- [Listed entries]:
+-------+

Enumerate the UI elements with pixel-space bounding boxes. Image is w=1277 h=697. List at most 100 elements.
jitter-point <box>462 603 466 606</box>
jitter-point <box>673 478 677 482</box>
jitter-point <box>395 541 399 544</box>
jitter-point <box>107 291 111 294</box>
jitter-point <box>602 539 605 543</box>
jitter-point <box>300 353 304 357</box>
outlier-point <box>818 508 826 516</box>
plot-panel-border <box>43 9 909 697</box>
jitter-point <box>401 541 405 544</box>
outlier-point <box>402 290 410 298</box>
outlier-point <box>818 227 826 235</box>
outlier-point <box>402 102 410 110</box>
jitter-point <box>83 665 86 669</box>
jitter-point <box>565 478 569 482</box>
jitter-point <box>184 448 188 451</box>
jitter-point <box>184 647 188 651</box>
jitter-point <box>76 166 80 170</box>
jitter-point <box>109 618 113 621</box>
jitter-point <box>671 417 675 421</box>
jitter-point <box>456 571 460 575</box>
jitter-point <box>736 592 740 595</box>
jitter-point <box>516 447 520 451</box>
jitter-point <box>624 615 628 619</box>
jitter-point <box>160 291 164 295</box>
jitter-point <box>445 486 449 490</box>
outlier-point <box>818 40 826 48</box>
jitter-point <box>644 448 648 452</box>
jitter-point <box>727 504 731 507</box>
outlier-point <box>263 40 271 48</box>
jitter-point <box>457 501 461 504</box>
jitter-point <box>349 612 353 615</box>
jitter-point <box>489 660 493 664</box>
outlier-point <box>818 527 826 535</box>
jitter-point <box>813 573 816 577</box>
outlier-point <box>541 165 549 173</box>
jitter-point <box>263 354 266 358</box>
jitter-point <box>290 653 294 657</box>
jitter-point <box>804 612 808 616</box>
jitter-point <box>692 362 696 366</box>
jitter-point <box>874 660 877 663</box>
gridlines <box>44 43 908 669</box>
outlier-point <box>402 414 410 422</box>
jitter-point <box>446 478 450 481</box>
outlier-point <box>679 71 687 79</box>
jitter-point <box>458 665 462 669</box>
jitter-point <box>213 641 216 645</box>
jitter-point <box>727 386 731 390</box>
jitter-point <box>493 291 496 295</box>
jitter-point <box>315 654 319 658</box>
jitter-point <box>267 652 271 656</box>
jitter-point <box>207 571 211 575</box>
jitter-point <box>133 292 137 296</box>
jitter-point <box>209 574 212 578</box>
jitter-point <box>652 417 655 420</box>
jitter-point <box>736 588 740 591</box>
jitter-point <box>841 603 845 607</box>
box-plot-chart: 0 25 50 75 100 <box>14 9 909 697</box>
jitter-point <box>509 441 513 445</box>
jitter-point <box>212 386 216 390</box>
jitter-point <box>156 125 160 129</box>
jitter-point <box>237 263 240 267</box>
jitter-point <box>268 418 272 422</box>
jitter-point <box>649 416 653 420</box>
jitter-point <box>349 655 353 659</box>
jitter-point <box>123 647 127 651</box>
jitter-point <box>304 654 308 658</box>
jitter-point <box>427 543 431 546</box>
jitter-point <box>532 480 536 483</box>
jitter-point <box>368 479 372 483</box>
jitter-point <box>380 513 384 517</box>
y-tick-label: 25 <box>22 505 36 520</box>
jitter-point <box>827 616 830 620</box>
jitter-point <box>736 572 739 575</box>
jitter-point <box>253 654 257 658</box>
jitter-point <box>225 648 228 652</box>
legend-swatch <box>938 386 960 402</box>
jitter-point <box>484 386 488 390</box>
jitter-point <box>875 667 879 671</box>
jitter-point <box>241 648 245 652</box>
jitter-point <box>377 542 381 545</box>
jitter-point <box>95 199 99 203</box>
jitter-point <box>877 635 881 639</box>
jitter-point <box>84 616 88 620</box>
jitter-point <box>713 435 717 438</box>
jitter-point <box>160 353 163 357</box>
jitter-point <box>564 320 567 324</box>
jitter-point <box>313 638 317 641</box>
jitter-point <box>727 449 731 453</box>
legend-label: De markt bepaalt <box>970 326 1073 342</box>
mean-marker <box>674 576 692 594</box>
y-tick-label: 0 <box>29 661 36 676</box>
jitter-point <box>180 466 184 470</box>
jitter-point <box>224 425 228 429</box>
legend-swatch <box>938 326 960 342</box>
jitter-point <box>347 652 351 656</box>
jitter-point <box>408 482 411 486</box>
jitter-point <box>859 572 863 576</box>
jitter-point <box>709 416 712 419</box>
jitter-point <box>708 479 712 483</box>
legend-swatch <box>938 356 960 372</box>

+-------+

- [What you are asked to do]: Copy the item above word for word, keeping every line in its original order.

- [The completed task]:
Enumerate the UI elements with pixel-space bounding boxes. Image is w=1277 h=697. List at most 100 elements.
jitter-point <box>462 603 466 606</box>
jitter-point <box>673 478 677 482</box>
jitter-point <box>395 541 399 544</box>
jitter-point <box>107 291 111 294</box>
jitter-point <box>602 539 605 543</box>
jitter-point <box>300 353 304 357</box>
outlier-point <box>818 508 826 516</box>
plot-panel-border <box>43 9 909 697</box>
jitter-point <box>401 541 405 544</box>
outlier-point <box>402 290 410 298</box>
outlier-point <box>818 227 826 235</box>
outlier-point <box>402 102 410 110</box>
jitter-point <box>83 665 86 669</box>
jitter-point <box>565 478 569 482</box>
jitter-point <box>184 448 188 451</box>
jitter-point <box>184 647 188 651</box>
jitter-point <box>76 166 80 170</box>
jitter-point <box>109 618 113 621</box>
jitter-point <box>671 417 675 421</box>
jitter-point <box>456 571 460 575</box>
jitter-point <box>736 592 740 595</box>
jitter-point <box>516 447 520 451</box>
jitter-point <box>624 615 628 619</box>
jitter-point <box>160 291 164 295</box>
jitter-point <box>445 486 449 490</box>
outlier-point <box>818 40 826 48</box>
jitter-point <box>644 448 648 452</box>
jitter-point <box>727 504 731 507</box>
outlier-point <box>263 40 271 48</box>
jitter-point <box>457 501 461 504</box>
jitter-point <box>349 612 353 615</box>
jitter-point <box>489 660 493 664</box>
outlier-point <box>818 527 826 535</box>
jitter-point <box>813 573 816 577</box>
outlier-point <box>541 165 549 173</box>
jitter-point <box>263 354 266 358</box>
jitter-point <box>290 653 294 657</box>
jitter-point <box>804 612 808 616</box>
jitter-point <box>692 362 696 366</box>
jitter-point <box>874 660 877 663</box>
gridlines <box>44 43 908 669</box>
outlier-point <box>402 414 410 422</box>
jitter-point <box>446 478 450 481</box>
outlier-point <box>679 71 687 79</box>
jitter-point <box>458 665 462 669</box>
jitter-point <box>213 641 216 645</box>
jitter-point <box>727 386 731 390</box>
jitter-point <box>493 291 496 295</box>
jitter-point <box>315 654 319 658</box>
jitter-point <box>267 652 271 656</box>
jitter-point <box>207 571 211 575</box>
jitter-point <box>133 292 137 296</box>
jitter-point <box>209 574 212 578</box>
jitter-point <box>652 417 655 420</box>
jitter-point <box>736 588 740 591</box>
jitter-point <box>841 603 845 607</box>
box-plot-chart: 0 25 50 75 100 <box>14 9 909 697</box>
jitter-point <box>509 441 513 445</box>
jitter-point <box>212 386 216 390</box>
jitter-point <box>156 125 160 129</box>
jitter-point <box>237 263 240 267</box>
jitter-point <box>268 418 272 422</box>
jitter-point <box>649 416 653 420</box>
jitter-point <box>349 655 353 659</box>
jitter-point <box>123 647 127 651</box>
jitter-point <box>304 654 308 658</box>
jitter-point <box>427 543 431 546</box>
jitter-point <box>532 480 536 483</box>
jitter-point <box>368 479 372 483</box>
jitter-point <box>380 513 384 517</box>
y-tick-label: 25 <box>22 505 36 520</box>
jitter-point <box>827 616 830 620</box>
jitter-point <box>736 572 739 575</box>
jitter-point <box>253 654 257 658</box>
jitter-point <box>225 648 228 652</box>
legend-swatch <box>938 386 960 402</box>
jitter-point <box>484 386 488 390</box>
jitter-point <box>875 667 879 671</box>
jitter-point <box>241 648 245 652</box>
jitter-point <box>377 542 381 545</box>
jitter-point <box>95 199 99 203</box>
jitter-point <box>877 635 881 639</box>
jitter-point <box>84 616 88 620</box>
jitter-point <box>713 435 717 438</box>
jitter-point <box>160 353 163 357</box>
jitter-point <box>564 320 567 324</box>
jitter-point <box>313 638 317 641</box>
jitter-point <box>727 449 731 453</box>
legend-label: De markt bepaalt <box>970 326 1073 342</box>
mean-marker <box>674 576 692 594</box>
y-tick-label: 0 <box>29 661 36 676</box>
jitter-point <box>180 466 184 470</box>
jitter-point <box>224 425 228 429</box>
legend-swatch <box>938 326 960 342</box>
jitter-point <box>347 652 351 656</box>
jitter-point <box>408 482 411 486</box>
jitter-point <box>859 572 863 576</box>
jitter-point <box>709 416 712 419</box>
jitter-point <box>708 479 712 483</box>
legend-swatch <box>938 356 960 372</box>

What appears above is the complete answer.